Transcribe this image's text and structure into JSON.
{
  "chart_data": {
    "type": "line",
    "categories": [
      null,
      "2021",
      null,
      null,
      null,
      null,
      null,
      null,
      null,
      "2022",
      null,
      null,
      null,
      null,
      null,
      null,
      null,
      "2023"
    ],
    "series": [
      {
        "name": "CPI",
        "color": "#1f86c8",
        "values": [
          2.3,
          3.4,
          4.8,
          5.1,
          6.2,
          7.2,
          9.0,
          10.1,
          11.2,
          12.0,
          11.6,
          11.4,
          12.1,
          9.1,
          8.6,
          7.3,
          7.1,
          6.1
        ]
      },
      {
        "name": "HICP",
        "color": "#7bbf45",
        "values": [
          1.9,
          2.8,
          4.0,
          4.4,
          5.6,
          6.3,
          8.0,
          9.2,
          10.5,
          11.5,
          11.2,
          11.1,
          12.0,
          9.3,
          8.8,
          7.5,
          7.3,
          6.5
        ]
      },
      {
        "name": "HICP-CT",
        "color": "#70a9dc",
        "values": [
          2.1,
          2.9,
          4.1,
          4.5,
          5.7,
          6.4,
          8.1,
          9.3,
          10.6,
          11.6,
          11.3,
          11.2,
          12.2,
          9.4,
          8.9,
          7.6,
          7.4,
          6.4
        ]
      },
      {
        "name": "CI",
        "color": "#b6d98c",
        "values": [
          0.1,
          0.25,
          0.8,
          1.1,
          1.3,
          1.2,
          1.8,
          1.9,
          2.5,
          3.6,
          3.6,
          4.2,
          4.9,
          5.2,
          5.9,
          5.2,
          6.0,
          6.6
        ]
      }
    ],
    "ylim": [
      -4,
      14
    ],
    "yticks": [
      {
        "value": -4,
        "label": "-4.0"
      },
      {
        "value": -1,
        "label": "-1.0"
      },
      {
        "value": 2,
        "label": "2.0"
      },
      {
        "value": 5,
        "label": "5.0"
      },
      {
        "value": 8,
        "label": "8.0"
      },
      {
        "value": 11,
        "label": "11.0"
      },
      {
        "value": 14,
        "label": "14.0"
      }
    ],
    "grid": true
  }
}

# # # # #

Determine how many lines of the listing above hold the word "label". Report that number without anything else.

7